• [Exercise details]:
Copy, in full, each line of the material that holds the word "name".
· · · · ·
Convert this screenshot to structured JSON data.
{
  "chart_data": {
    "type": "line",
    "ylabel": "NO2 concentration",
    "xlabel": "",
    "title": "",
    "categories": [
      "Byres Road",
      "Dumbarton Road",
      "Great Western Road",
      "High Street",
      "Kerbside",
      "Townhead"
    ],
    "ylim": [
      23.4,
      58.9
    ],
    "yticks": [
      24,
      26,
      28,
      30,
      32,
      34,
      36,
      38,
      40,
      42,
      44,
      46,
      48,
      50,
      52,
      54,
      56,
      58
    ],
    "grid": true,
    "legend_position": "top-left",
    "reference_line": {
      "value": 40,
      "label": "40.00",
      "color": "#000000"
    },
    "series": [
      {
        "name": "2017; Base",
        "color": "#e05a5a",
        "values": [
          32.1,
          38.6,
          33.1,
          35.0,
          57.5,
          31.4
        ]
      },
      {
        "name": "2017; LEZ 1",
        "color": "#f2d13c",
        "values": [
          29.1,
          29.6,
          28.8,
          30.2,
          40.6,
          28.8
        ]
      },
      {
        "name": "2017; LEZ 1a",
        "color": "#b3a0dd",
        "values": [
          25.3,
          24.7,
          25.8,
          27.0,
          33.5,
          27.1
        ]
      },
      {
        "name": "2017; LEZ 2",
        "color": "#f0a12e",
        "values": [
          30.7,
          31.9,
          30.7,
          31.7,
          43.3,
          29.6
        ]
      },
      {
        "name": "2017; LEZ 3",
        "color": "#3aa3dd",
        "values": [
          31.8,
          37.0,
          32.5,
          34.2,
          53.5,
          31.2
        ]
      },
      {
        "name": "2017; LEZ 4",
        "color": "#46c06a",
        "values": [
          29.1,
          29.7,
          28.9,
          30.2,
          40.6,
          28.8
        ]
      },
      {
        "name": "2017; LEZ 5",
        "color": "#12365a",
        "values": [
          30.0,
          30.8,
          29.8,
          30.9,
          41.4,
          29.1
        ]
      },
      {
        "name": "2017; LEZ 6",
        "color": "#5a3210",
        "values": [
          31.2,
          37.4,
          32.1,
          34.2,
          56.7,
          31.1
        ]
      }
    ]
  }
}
· · · · ·
• [The result]:
        "name": "2017; Base",
        "name": "2017; LEZ 1",
        "name": "2017; LEZ 1a",
        "name": "2017; LEZ 2",
        "name": "2017; LEZ 3",
        "name": "2017; LEZ 4",
        "name": "2017; LEZ 5",
        "name": "2017; LEZ 6",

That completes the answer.